| Excerpt provided |
┄┄┄┄┄┄┄┄┄┄┄┄┄┄┄┄┄┄┄┄
This is a fun one…there are a couple of reasons why a query may scan indexes, or the table, even when there is an index that appears to support the particular query.

The most common causes are as follows:

  • Index is neither sufficiently selective nor covering
  • Index columns are in the wrong order to support the query
  • Query predicate is not SARGable

I'll briefly touch on each of these.

Index is insufficiently selective or not covering

For SQL Server to use an index for the evaluation of a query, one of two criteria needs to be true: the query needs to retrieve a small portion of the table, or the index needs to be a covering index.

A covering index is one where all the columns needed by the query are somewhere in the index. See http://www.simple-talk.com/sql/learn-sql-server/using-covering-indexes-to-improve-query-performance/ for further details on covering indexes.

When I say small portion of the table, I'm not talking half or a quarter or even 10%; the usual point where SQL Server will consider that a query is returning too much data to use a non-covering index is about 0.5% of the table. As a rough estimate, the cut-off point is the point where the number of rows returned exceeds 30% of the total number of pages in the table.

The reason for this cut-off is the expense of performing key lookups to retrieve the data not contained in the index, as shown in Figure 10.

The costly Key Lookup

Figure 10: The costly Key Lookup

Let's take an example query against a made-up table, and assume we have a non-clustered index on the Location column only.

SELECT  FirstName ,
        Surname
FROM    Customers
WHERE   Location = 'Tweebuffelsmeteenskootmorsdoodgeskietfontein'

Listing 6: Find customers located in "Twee Buffels"

Now it's unlikely that many people live in "Twee Buffels", so SQL Server can perform a seek operation on the index and fetch the rows that match that location.

Since the index is just on the Location column, all that SQL will be able to get back from the index is the Location column, and a pointer to the row in the base table (the pointer will be either the clustered index key or a physical RID). Having retrieved the rows from the index, SQL will then do lookups to the base table to fetch the rest of the required columns. SQL Server performs these lookups one row at a time.

If we assume that the query returns three rows, SQL has to do four separate data access operations to run that query, one seek on the non-clustered index and then three lookups to the base table, one lookup for each row returned by the seek. It's easy to see that these lookups become very expensive when a query returns many rows.
┄┄┄┄┄┄┄┄┄┄┄┄┄┄┄┄┄┄┄┄
| Set task 1 |
Copy out everything in the entries from the line containing "421, 526, 444]" down to the line containing "347, 297, 351]", both of those lines included.

| Listed entries |
┄┄┄┄┄┄┄┄┄┄┄┄┄┄┄┄┄┄┄┄
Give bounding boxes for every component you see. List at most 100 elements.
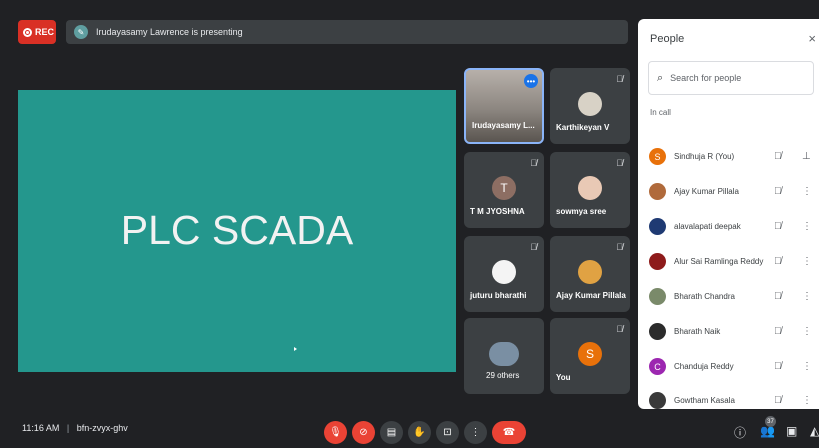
leave-call-button[interactable]: ☎	[492, 421, 526, 444]
avatar	[649, 253, 666, 270]
mic-off-icon: 🎙̸	[616, 324, 623, 334]
more-vert-icon[interactable]: ⋮	[802, 221, 812, 232]
present-button[interactable]: ⊡	[436, 421, 459, 444]
slide-title: PLC SCADA	[120, 206, 354, 253]
tile-name: T M JYOSHNA	[470, 207, 525, 216]
person-row[interactable]: Bharath Naik 🎙̸ ⋮	[638, 314, 819, 349]
person-name: Gowtham Kasala	[674, 396, 735, 405]
more-vert-icon[interactable]: ⋮	[802, 186, 812, 197]
separator: |	[66, 423, 70, 433]
recording-label: REC	[35, 27, 55, 37]
presenting-banner: ✎ Irudayasamy Lawrence is presenting	[66, 20, 628, 44]
tile-name: Irudayasamy L...	[472, 121, 535, 130]
more-vert-icon[interactable]: ⋮	[802, 291, 812, 302]
person-name: alavalapati deepak	[674, 222, 741, 231]
meeting-info: 11:16 AM | bfn-zvyx-ghv	[22, 423, 128, 433]
clock-time: 11:16 AM	[22, 423, 60, 433]
avatar	[578, 92, 602, 116]
presenting-text: Irudayasamy Lawrence is presenting	[96, 27, 243, 37]
avatar	[578, 176, 602, 200]
participant-count-badge: 37	[765, 416, 776, 427]
mic-off-icon: 🎙̸	[530, 158, 537, 168]
presentation-stage[interactable]: PLC SCADA	[18, 90, 456, 372]
avatar	[578, 260, 602, 284]
top-bar: REC ✎ Irudayasamy Lawrence is presenting	[18, 20, 628, 44]
mic-toggle-button[interactable]: 🎙	[324, 421, 347, 444]
mic-off-icon: 🎙̸	[774, 151, 782, 162]
participant-tile[interactable]: 🎙̸ Ajay Kumar Pillala	[550, 236, 630, 312]
person-row[interactable]: alavalapati deepak 🎙̸ ⋮	[638, 209, 819, 244]
recording-badge[interactable]: REC	[18, 20, 56, 44]
mic-off-icon: 🎙̸	[774, 291, 782, 302]
camera-toggle-button[interactable]: ⊘	[352, 421, 375, 444]
avatar	[649, 288, 666, 305]
participant-tile[interactable]: 🎙̸ sowmya sree	[550, 152, 630, 228]
tile-name: Ajay Kumar Pillala	[556, 291, 626, 300]
person-name: Bharath Naik	[674, 327, 721, 336]
avatar: C	[649, 358, 666, 375]
mic-off-icon: 🎙̸	[774, 361, 782, 372]
more-options-button[interactable]: ⋮	[464, 421, 487, 444]
mic-off-icon: 🎙̸	[774, 186, 782, 197]
search-icon: ⌕	[657, 71, 664, 84]
close-icon[interactable]: ×	[808, 31, 816, 46]
record-icon	[23, 27, 32, 37]
mic-off-icon: 🎙̸	[774, 326, 782, 337]
search-placeholder: Search for people	[670, 73, 742, 83]
more-vert-icon[interactable]: ⋮	[802, 326, 812, 337]
avatar	[492, 260, 516, 284]
mouse-cursor-icon	[294, 347, 297, 351]
participant-tile[interactable]: 🎙̸ juturu bharathi	[464, 236, 544, 312]
pin-icon[interactable]: ⊥	[802, 151, 811, 162]
group-avatar	[489, 342, 519, 366]
person-row[interactable]: S Sindhuja R (You) 🎙̸ ⊥	[638, 139, 819, 174]
mic-off-icon: 🎙̸	[616, 242, 623, 252]
avatar	[649, 183, 666, 200]
participant-tile-presenter[interactable]: ••• Irudayasamy L...	[464, 68, 544, 144]
person-name: Chanduja Reddy	[674, 362, 734, 371]
more-vert-icon[interactable]: ⋮	[802, 361, 812, 372]
mic-off-icon: 🎙̸	[774, 256, 782, 267]
tile-name: You	[556, 373, 571, 382]
info-icon[interactable]: ⓘ	[734, 424, 746, 441]
others-tile[interactable]: 29 others	[464, 318, 544, 394]
person-row[interactable]: Ajay Kumar Pillala 🎙̸ ⋮	[638, 174, 819, 209]
mic-off-icon: 🎙̸	[616, 74, 623, 84]
captions-button[interactable]: ▤	[380, 421, 403, 444]
participant-tile[interactable]: 🎙̸ T T M JYOSHNA	[464, 152, 544, 228]
section-label: In call	[650, 108, 671, 117]
person-name: Ajay Kumar Pillala	[674, 187, 739, 196]
presenter-avatar: ✎	[74, 25, 88, 39]
activities-icon[interactable]: ◭	[810, 424, 819, 438]
self-tile[interactable]: 🎙̸ S You	[550, 318, 630, 394]
person-row[interactable]: Alur Sai Ramlinga Reddy 🎙̸ ⋮	[638, 244, 819, 279]
person-row[interactable]: C Chanduja Reddy 🎙̸ ⋮	[638, 349, 819, 384]
meeting-code: bfn-zvyx-ghv	[76, 423, 128, 433]
person-name: Bharath Chandra	[674, 292, 735, 301]
avatar: S	[578, 342, 602, 366]
tile-name: sowmya sree	[556, 207, 607, 216]
mic-off-icon: 🎙̸	[530, 242, 537, 252]
avatar	[649, 392, 666, 409]
avatar	[649, 323, 666, 340]
person-row[interactable]: Bharath Chandra 🎙̸ ⋮	[638, 279, 819, 314]
tile-name: juturu bharathi	[470, 291, 527, 300]
search-input[interactable]: ⌕ Search for people	[648, 61, 814, 95]
participant-tile[interactable]: 🎙̸ Karthikeyan V	[550, 68, 630, 144]
chat-icon[interactable]: ▣	[786, 424, 797, 438]
others-count: 29 others	[486, 371, 520, 380]
avatar	[649, 218, 666, 235]
more-options-icon[interactable]: •••	[524, 74, 538, 88]
person-name: Sindhuja R (You)	[674, 152, 735, 161]
bottom-bar: 11:16 AM | bfn-zvyx-ghv 🎙 ⊘ ▤ ✋ ⊡ ⋮ ☎ ⓘ …	[0, 412, 819, 448]
mic-off-icon: 🎙̸	[774, 221, 782, 232]
people-panel: People × ⌕ Search for people In call S S…	[638, 19, 819, 409]
panel-title: People	[650, 33, 685, 45]
raise-hand-button[interactable]: ✋	[408, 421, 431, 444]
avatar: T	[492, 176, 516, 200]
tile-name: Karthikeyan V	[556, 123, 610, 132]
more-vert-icon[interactable]: ⋮	[802, 395, 812, 406]
more-vert-icon[interactable]: ⋮	[802, 256, 812, 267]
avatar: S	[649, 148, 666, 165]
mic-off-icon: 🎙̸	[616, 158, 623, 168]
┄┄┄┄┄┄┄┄┄┄┄┄┄┄┄┄┄┄┄┄
| Set task 2 |
Answer these questions from the excerpt on SQL Server index use:
(a) According to the excerpt, at about what percentage of the table does SQL Server usually decide a query returns too much data to use a non-covering index?
(b) If the example query returns three rows, how many separate data access operations does SQL have to do?
(c) How does the excerpt define a covering index?

| Complete answer 1 |
leave-call-button[interactable]: ☎	[492, 421, 526, 444]
avatar	[649, 253, 666, 270]
mic-off-icon: 🎙̸	[616, 324, 623, 334]
more-vert-icon[interactable]: ⋮	[802, 221, 812, 232]
present-button[interactable]: ⊡	[436, 421, 459, 444]
slide-title: PLC SCADA	[120, 206, 354, 253]
tile-name: T M JYOSHNA	[470, 207, 525, 216]
person-row[interactable]: Bharath Naik 🎙̸ ⋮	[638, 314, 819, 349]
person-name: Gowtham Kasala	[674, 396, 735, 405]
more-vert-icon[interactable]: ⋮	[802, 186, 812, 197]
separator: |	[66, 423, 70, 433]
recording-label: REC	[35, 27, 55, 37]
presenting-banner: ✎ Irudayasamy Lawrence is presenting	[66, 20, 628, 44]
tile-name: Irudayasamy L...	[472, 121, 535, 130]
more-vert-icon[interactable]: ⋮	[802, 291, 812, 302]
person-name: alavalapati deepak	[674, 222, 741, 231]
meeting-info: 11:16 AM | bfn-zvyx-ghv	[22, 423, 128, 433]
clock-time: 11:16 AM	[22, 423, 60, 433]
avatar	[578, 92, 602, 116]
presenting-text: Irudayasamy Lawrence is presenting	[96, 27, 243, 37]
avatar	[578, 176, 602, 200]
participant-count-badge: 37	[765, 416, 776, 427]
mic-off-icon: 🎙̸	[530, 158, 537, 168]
presentation-stage[interactable]: PLC SCADA	[18, 90, 456, 372]
avatar	[578, 260, 602, 284]
top-bar: REC ✎ Irudayasamy Lawrence is presenting	[18, 20, 628, 44]
mic-toggle-button[interactable]: 🎙	[324, 421, 347, 444]
mic-off-icon: 🎙̸	[774, 151, 782, 162]
participant-tile[interactable]: 🎙̸ Ajay Kumar Pillala	[550, 236, 630, 312]
person-row[interactable]: alavalapati deepak 🎙̸ ⋮	[638, 209, 819, 244]
recording-badge[interactable]: REC	[18, 20, 56, 44]
mic-off-icon: 🎙̸	[774, 291, 782, 302]
camera-toggle-button[interactable]: ⊘	[352, 421, 375, 444]
avatar	[649, 288, 666, 305]
participant-tile[interactable]: 🎙̸ sowmya sree	[550, 152, 630, 228]
tile-name: Ajay Kumar Pillala	[556, 291, 626, 300]
person-name: Bharath Naik	[674, 327, 721, 336]
avatar: C	[649, 358, 666, 375]
mic-off-icon: 🎙̸	[774, 361, 782, 372]
more-options-button[interactable]: ⋮	[464, 421, 487, 444]
mic-off-icon: 🎙̸	[774, 186, 782, 197]
search-icon: ⌕	[657, 71, 664, 84]
close-icon[interactable]: ×	[808, 31, 816, 46]
record-icon	[23, 27, 32, 37]
mic-off-icon: 🎙̸	[774, 326, 782, 337]
search-placeholder: Search for people	[670, 73, 742, 83]
more-vert-icon[interactable]: ⋮	[802, 326, 812, 337]
avatar	[492, 260, 516, 284]
mouse-cursor-icon	[294, 347, 297, 351]

| Complete answer 2 |
(a) About 0.5% of the table.
(b) Four: one seek on the non-clustered index and three lookups to the base table.
(c) A covering index is one where all the columns needed by the query are somewhere in the index.